>>

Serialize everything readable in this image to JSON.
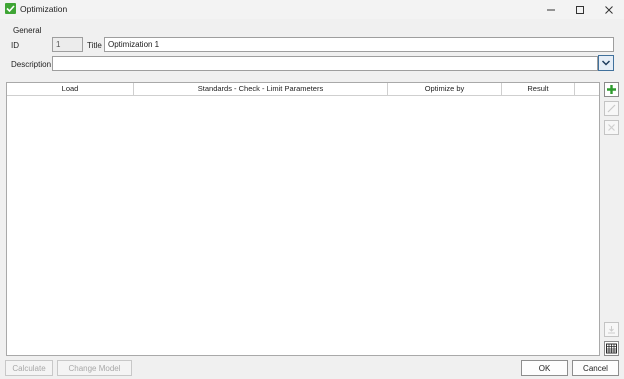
{
  "window": {
    "title": "Optimization",
    "minimize_icon": "minimize-icon",
    "maximize_icon": "maximize-icon",
    "close_icon": "close-icon"
  },
  "general": {
    "section_label": "General",
    "id_label": "ID",
    "id_value": "1",
    "title_label": "Title",
    "title_value": "Optimization 1",
    "description_label": "Description",
    "description_value": ""
  },
  "table": {
    "columns": [
      "Load",
      "Standards - Check - Limit Parameters",
      "Optimize by",
      "Result"
    ],
    "rows": []
  },
  "side_toolbar": {
    "add_icon": "plus-icon",
    "edit_icon": "pencil-icon",
    "delete_icon": "delete-icon",
    "import_icon": "import-icon",
    "table_icon": "table-icon"
  },
  "footer": {
    "calculate_label": "Calculate",
    "change_model_label": "Change Model",
    "ok_label": "OK",
    "cancel_label": "Cancel"
  },
  "colors": {
    "accent_green": "#3fa535",
    "dropdown_border": "#41719c"
  }
}
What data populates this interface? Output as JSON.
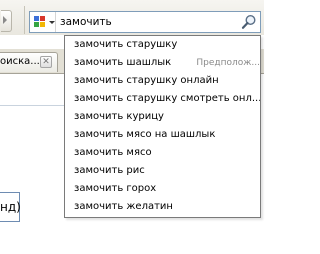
{
  "search": {
    "query": "замочить"
  },
  "tab": {
    "title": "оиска..."
  },
  "page": {
    "fragment": "нд)"
  },
  "suggestions": [
    {
      "text": "замочить старушку"
    },
    {
      "text": "замочить шашлык",
      "hint": "Предполож..."
    },
    {
      "text": "замочить старушку онлайн"
    },
    {
      "text": "замочить старушку смотреть онл..."
    },
    {
      "text": "замочить курицу"
    },
    {
      "text": "замочить мясо на шашлык"
    },
    {
      "text": "замочить мясо"
    },
    {
      "text": "замочить рис"
    },
    {
      "text": "замочить горох"
    },
    {
      "text": "замочить желатин"
    }
  ],
  "icons": {
    "engine": "google-icon",
    "go": "magnifier-icon",
    "tab_close": "close-icon"
  }
}
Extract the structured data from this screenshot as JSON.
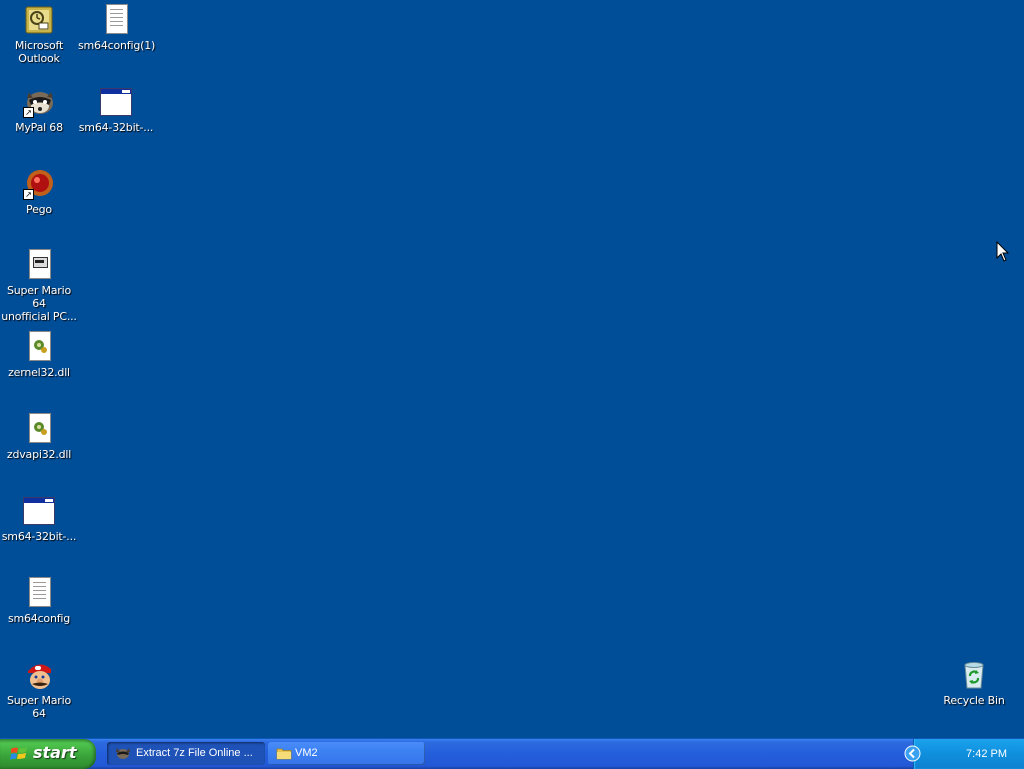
{
  "desktop": {
    "background_color": "#004e98",
    "icons": {
      "outlook": {
        "label": "Microsoft\nOutlook",
        "icon": "outlook-icon"
      },
      "sm64config1": {
        "label": "sm64config(1)",
        "icon": "text-document-icon"
      },
      "mypal": {
        "label": "MyPal 68",
        "icon": "raccoon-icon"
      },
      "sm64_32bit_a": {
        "label": "sm64-32bit-...",
        "icon": "application-window-icon"
      },
      "pego": {
        "label": "Pego",
        "icon": "pego-ball-icon"
      },
      "sm64_unofficial": {
        "label": "Super Mario 64\nunofficial PC...",
        "icon": "setup-file-icon"
      },
      "zernel32": {
        "label": "zernel32.dll",
        "icon": "dll-file-icon"
      },
      "zdvapi32": {
        "label": "zdvapi32.dll",
        "icon": "dll-file-icon"
      },
      "sm64_32bit_b": {
        "label": "sm64-32bit-...",
        "icon": "application-window-icon"
      },
      "sm64config": {
        "label": "sm64config",
        "icon": "text-document-icon"
      },
      "super_mario_64": {
        "label": "Super Mario 64",
        "icon": "mario-icon"
      },
      "recycle_bin": {
        "label": "Recycle Bin",
        "icon": "recycle-bin-icon"
      }
    }
  },
  "taskbar": {
    "start_label": "start",
    "tasks": [
      {
        "label": "Extract 7z File Online ...",
        "icon": "browser-icon",
        "state": "active"
      },
      {
        "label": "VM2",
        "icon": "folder-icon",
        "state": "normal"
      }
    ],
    "tray": {
      "clock": "7:42 PM",
      "icons": [
        "keyboard-icon",
        "show-hidden-icons-chevron"
      ]
    }
  }
}
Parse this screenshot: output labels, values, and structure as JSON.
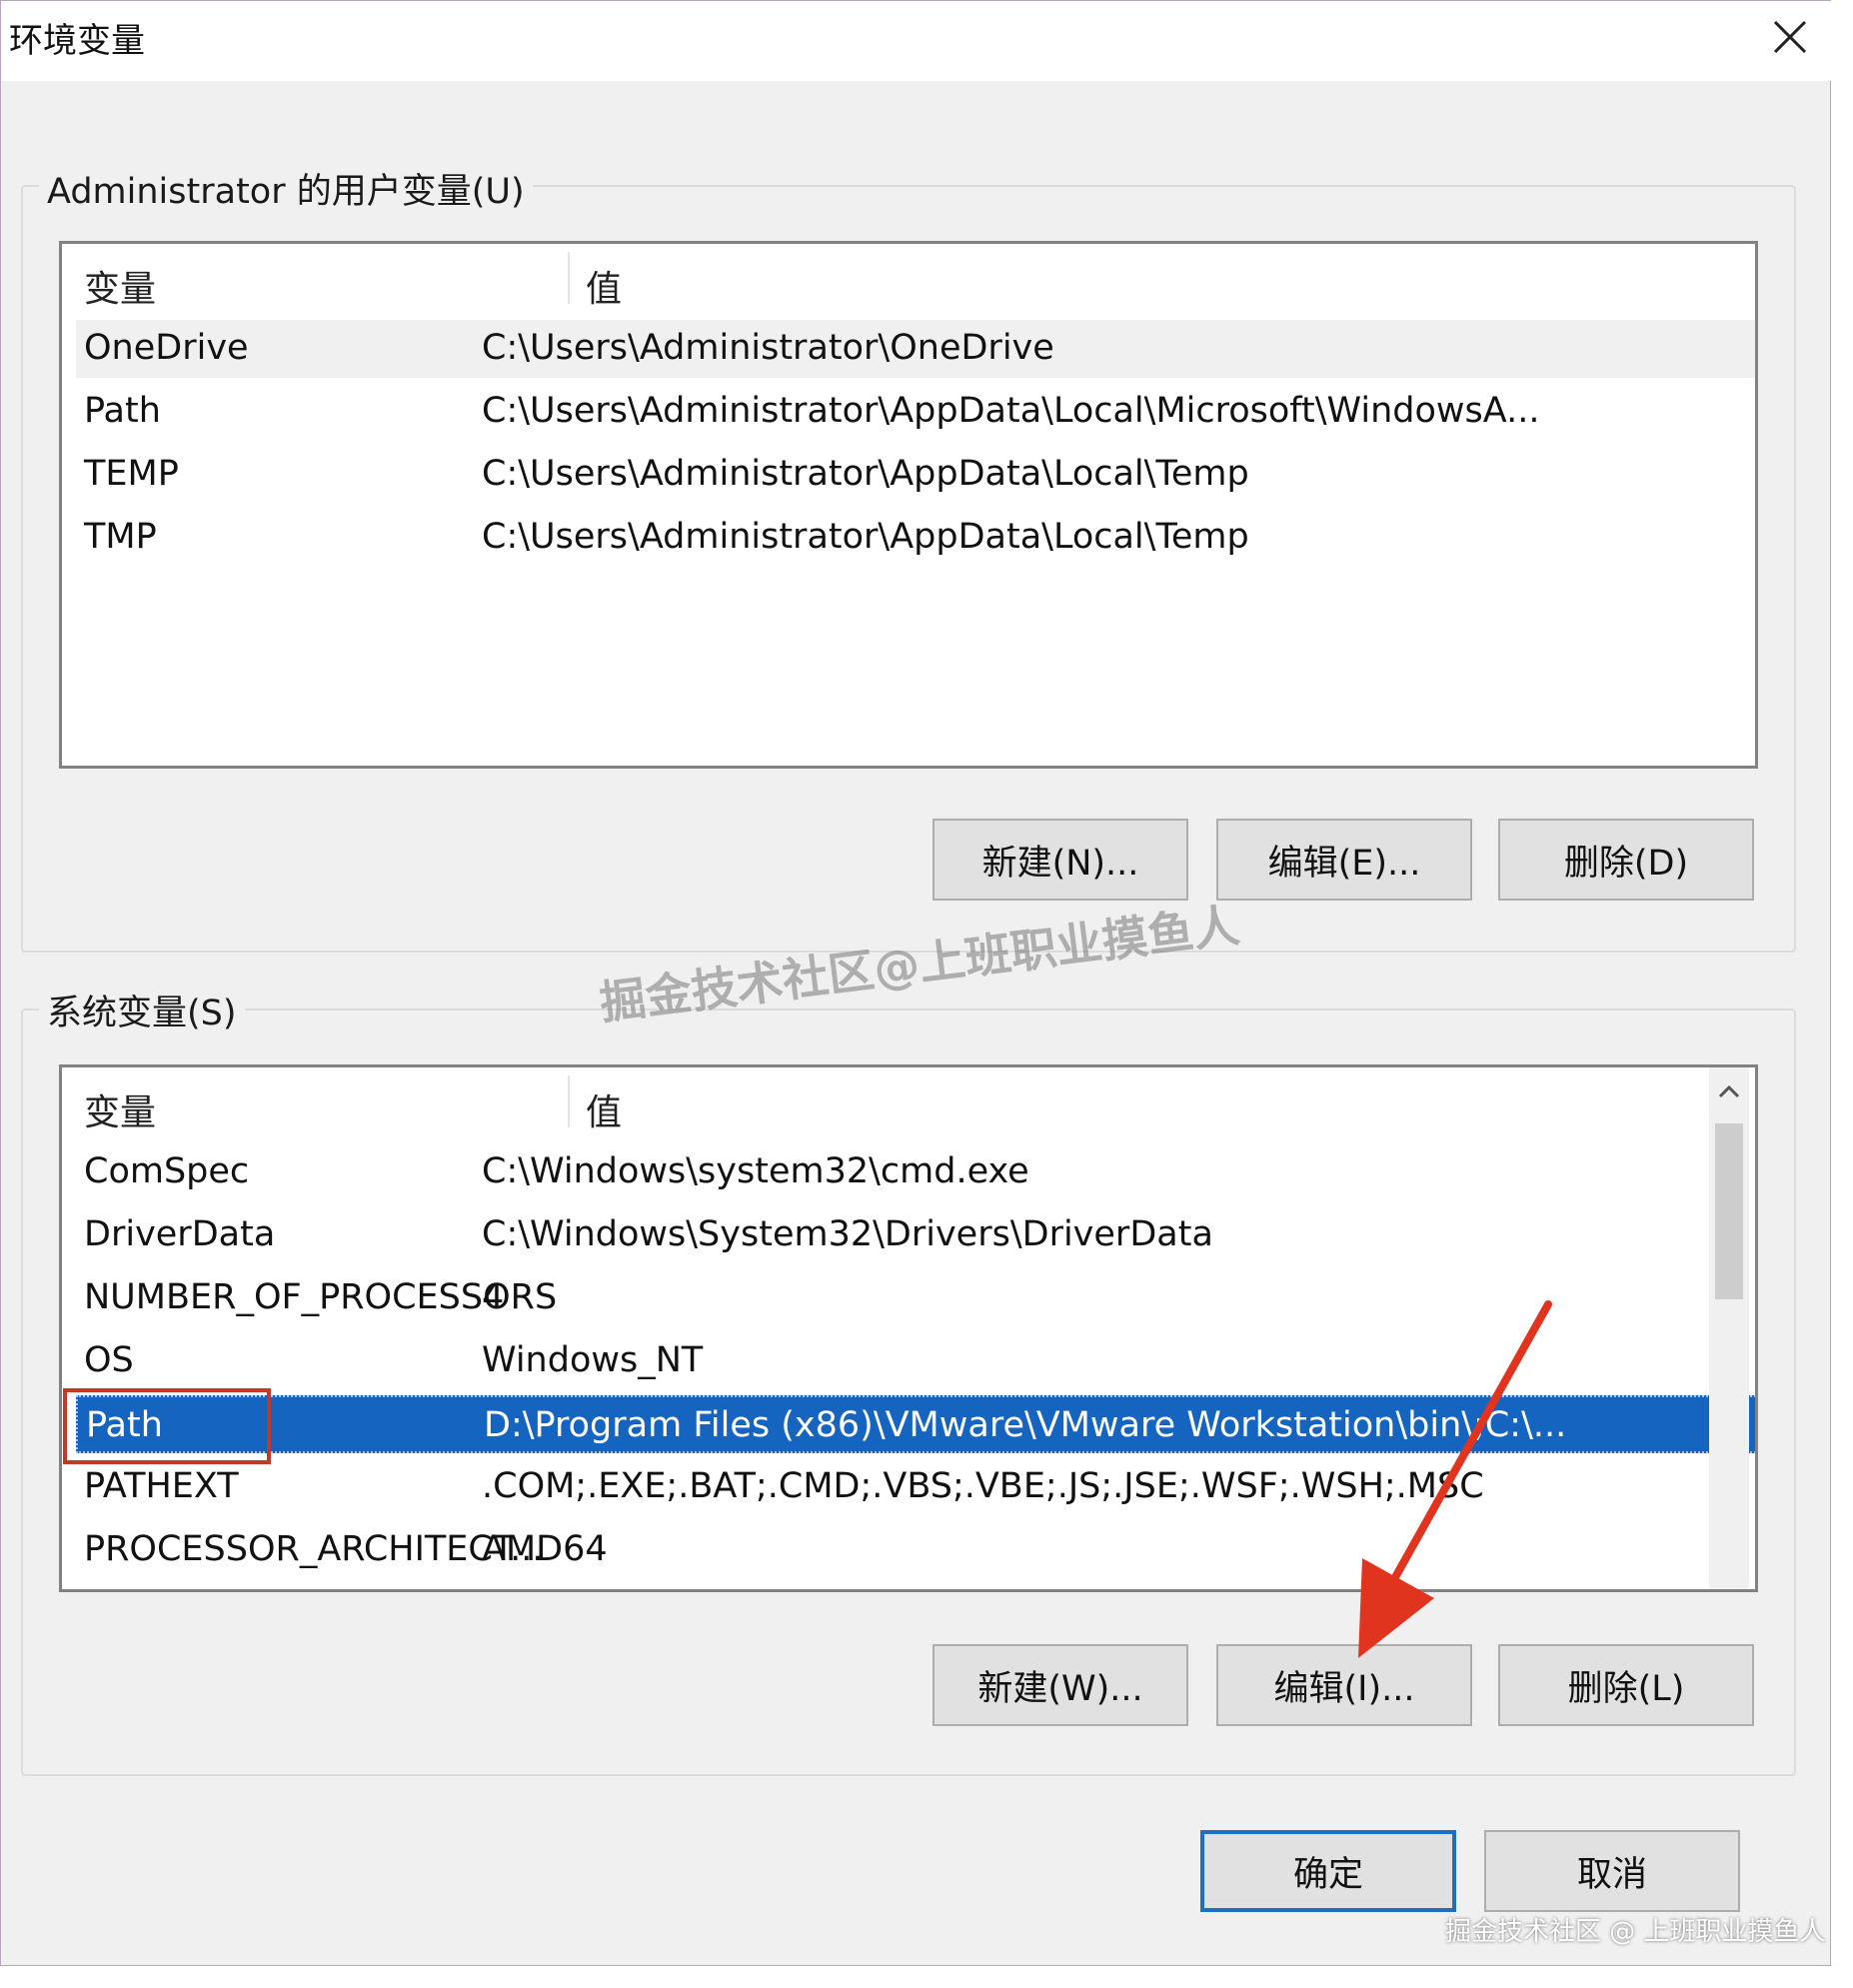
{
  "dialog": {
    "title": "环境变量",
    "close_icon": "close-icon"
  },
  "user_vars": {
    "group_label": "Administrator 的用户变量(U)",
    "col_var": "变量",
    "col_val": "值",
    "rows": [
      {
        "name": "OneDrive",
        "value": "C:\\Users\\Administrator\\OneDrive"
      },
      {
        "name": "Path",
        "value": "C:\\Users\\Administrator\\AppData\\Local\\Microsoft\\WindowsA..."
      },
      {
        "name": "TEMP",
        "value": "C:\\Users\\Administrator\\AppData\\Local\\Temp"
      },
      {
        "name": "TMP",
        "value": "C:\\Users\\Administrator\\AppData\\Local\\Temp"
      }
    ],
    "new_label": "新建(N)...",
    "edit_label": "编辑(E)...",
    "delete_label": "删除(D)"
  },
  "system_vars": {
    "group_label": "系统变量(S)",
    "col_var": "变量",
    "col_val": "值",
    "rows": [
      {
        "name": "ComSpec",
        "value": "C:\\Windows\\system32\\cmd.exe"
      },
      {
        "name": "DriverData",
        "value": "C:\\Windows\\System32\\Drivers\\DriverData"
      },
      {
        "name": "NUMBER_OF_PROCESSORS",
        "value": "4"
      },
      {
        "name": "OS",
        "value": "Windows_NT"
      },
      {
        "name": "Path",
        "value": "D:\\Program Files (x86)\\VMware\\VMware Workstation\\bin\\;C:\\..."
      },
      {
        "name": "PATHEXT",
        "value": ".COM;.EXE;.BAT;.CMD;.VBS;.VBE;.JS;.JSE;.WSF;.WSH;.MSC"
      },
      {
        "name": "PROCESSOR_ARCHITECT...",
        "value": "AMD64"
      }
    ],
    "selected_row": "Path",
    "new_label": "新建(W)...",
    "edit_label": "编辑(I)...",
    "delete_label": "删除(L)"
  },
  "footer": {
    "ok_label": "确定",
    "cancel_label": "取消"
  },
  "watermark": {
    "center": "掘金技术社区@上班职业摸鱼人",
    "corner": "掘金技术社区 @ 上班职业摸鱼人"
  },
  "colors": {
    "selection": "#1565c0",
    "annotation_red": "#e0341f",
    "highlight_box": "#c0392b"
  }
}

<<

» What this task involves: Pictures excluded, quote all the data above exactly.

» Task answer:
Serialize everything readable in this image to JSON.
{
  "window": {
    "title": "Optimization",
    "minimize_icon": "minimize-icon",
    "maximize_icon": "maximize-icon",
    "close_icon": "close-icon"
  },
  "general": {
    "section_label": "General",
    "id_label": "ID",
    "id_value": "1",
    "title_label": "Title",
    "title_value": "Optimization 1",
    "description_label": "Description",
    "description_value": ""
  },
  "table": {
    "columns": [
      "Load",
      "Standards - Check - Limit Parameters",
      "Optimize by",
      "Result"
    ],
    "rows": []
  },
  "side_toolbar": {
    "add_icon": "plus-icon",
    "edit_icon": "pencil-icon",
    "delete_icon": "delete-icon",
    "import_icon": "import-icon",
    "table_icon": "table-icon"
  },
  "footer": {
    "calculate_label": "Calculate",
    "change_model_label": "Change Model",
    "ok_label": "OK",
    "cancel_label": "Cancel"
  },
  "colors": {
    "accent_green": "#3fa535",
    "dropdown_border": "#41719c"
  }
}
What data populates this interface? Output as JSON.
{
  "search": {
    "query": "замочить"
  },
  "tab": {
    "title": "оиска..."
  },
  "page": {
    "fragment": "нд)"
  },
  "suggestions": [
    {
      "text": "замочить старушку"
    },
    {
      "text": "замочить шашлык",
      "hint": "Предполож..."
    },
    {
      "text": "замочить старушку онлайн"
    },
    {
      "text": "замочить старушку смотреть онл..."
    },
    {
      "text": "замочить курицу"
    },
    {
      "text": "замочить мясо на шашлык"
    },
    {
      "text": "замочить мясо"
    },
    {
      "text": "замочить рис"
    },
    {
      "text": "замочить горох"
    },
    {
      "text": "замочить желатин"
    }
  ],
  "icons": {
    "engine": "google-icon",
    "go": "magnifier-icon",
    "tab_close": "close-icon"
  }
}
Extract the structured data from this screenshot as JSON.
{
  "desktop": {
    "background_color": "#004e98",
    "icons": {
      "outlook": {
        "label": "Microsoft\nOutlook",
        "icon": "outlook-icon"
      },
      "sm64config1": {
        "label": "sm64config(1)",
        "icon": "text-document-icon"
      },
      "mypal": {
        "label": "MyPal 68",
        "icon": "raccoon-icon"
      },
      "sm64_32bit_a": {
        "label": "sm64-32bit-...",
        "icon": "application-window-icon"
      },
      "pego": {
        "label": "Pego",
        "icon": "pego-ball-icon"
      },
      "sm64_unofficial": {
        "label": "Super Mario 64\nunofficial PC...",
        "icon": "setup-file-icon"
      },
      "zernel32": {
        "label": "zernel32.dll",
        "icon": "dll-file-icon"
      },
      "zdvapi32": {
        "label": "zdvapi32.dll",
        "icon": "dll-file-icon"
      },
      "sm64_32bit_b": {
        "label": "sm64-32bit-...",
        "icon": "application-window-icon"
      },
      "sm64config": {
        "label": "sm64config",
        "icon": "text-document-icon"
      },
      "super_mario_64": {
        "label": "Super Mario 64",
        "icon": "mario-icon"
      },
      "recycle_bin": {
        "label": "Recycle Bin",
        "icon": "recycle-bin-icon"
      }
    }
  },
  "taskbar": {
    "start_label": "start",
    "tasks": [
      {
        "label": "Extract 7z File Online ...",
        "icon": "browser-icon",
        "state": "active"
      },
      {
        "label": "VM2",
        "icon": "folder-icon",
        "state": "normal"
      }
    ],
    "tray": {
      "clock": "7:42 PM",
      "icons": [
        "keyboard-icon",
        "show-hidden-icons-chevron"
      ]
    }
  }
}
Parse this screenshot: output labels, values, and structure as JSON.
{
  "dialog": {
    "title": "环境变量",
    "close_icon": "close-icon"
  },
  "user_vars": {
    "group_label": "Administrator 的用户变量(U)",
    "col_var": "变量",
    "col_val": "值",
    "rows": [
      {
        "name": "OneDrive",
        "value": "C:\\Users\\Administrator\\OneDrive"
      },
      {
        "name": "Path",
        "value": "C:\\Users\\Administrator\\AppData\\Local\\Microsoft\\WindowsA..."
      },
      {
        "name": "TEMP",
        "value": "C:\\Users\\Administrator\\AppData\\Local\\Temp"
      },
      {
        "name": "TMP",
        "value": "C:\\Users\\Administrator\\AppData\\Local\\Temp"
      }
    ],
    "new_label": "新建(N)...",
    "edit_label": "编辑(E)...",
    "delete_label": "删除(D)"
  },
  "system_vars": {
    "group_label": "系统变量(S)",
    "col_var": "变量",
    "col_val": "值",
    "rows": [
      {
        "name": "ComSpec",
        "value": "C:\\Windows\\system32\\cmd.exe"
      },
      {
        "name": "DriverData",
        "value": "C:\\Windows\\System32\\Drivers\\DriverData"
      },
      {
        "name": "NUMBER_OF_PROCESSORS",
        "value": "4"
      },
      {
        "name": "OS",
        "value": "Windows_NT"
      },
      {
        "name": "Path",
        "value": "D:\\Program Files (x86)\\VMware\\VMware Workstation\\bin\\;C:\\..."
      },
      {
        "name": "PATHEXT",
        "value": ".COM;.EXE;.BAT;.CMD;.VBS;.VBE;.JS;.JSE;.WSF;.WSH;.MSC"
      },
      {
        "name": "PROCESSOR_ARCHITECT...",
        "value": "AMD64"
      }
    ],
    "selected_row": "Path",
    "new_label": "新建(W)...",
    "edit_label": "编辑(I)...",
    "delete_label": "删除(L)"
  },
  "footer": {
    "ok_label": "确定",
    "cancel_label": "取消"
  },
  "watermark": {
    "center": "掘金技术社区@上班职业摸鱼人",
    "corner": "掘金技术社区 @ 上班职业摸鱼人"
  },
  "colors": {
    "selection": "#1565c0",
    "annotation_red": "#e0341f",
    "highlight_box": "#c0392b"
  }
}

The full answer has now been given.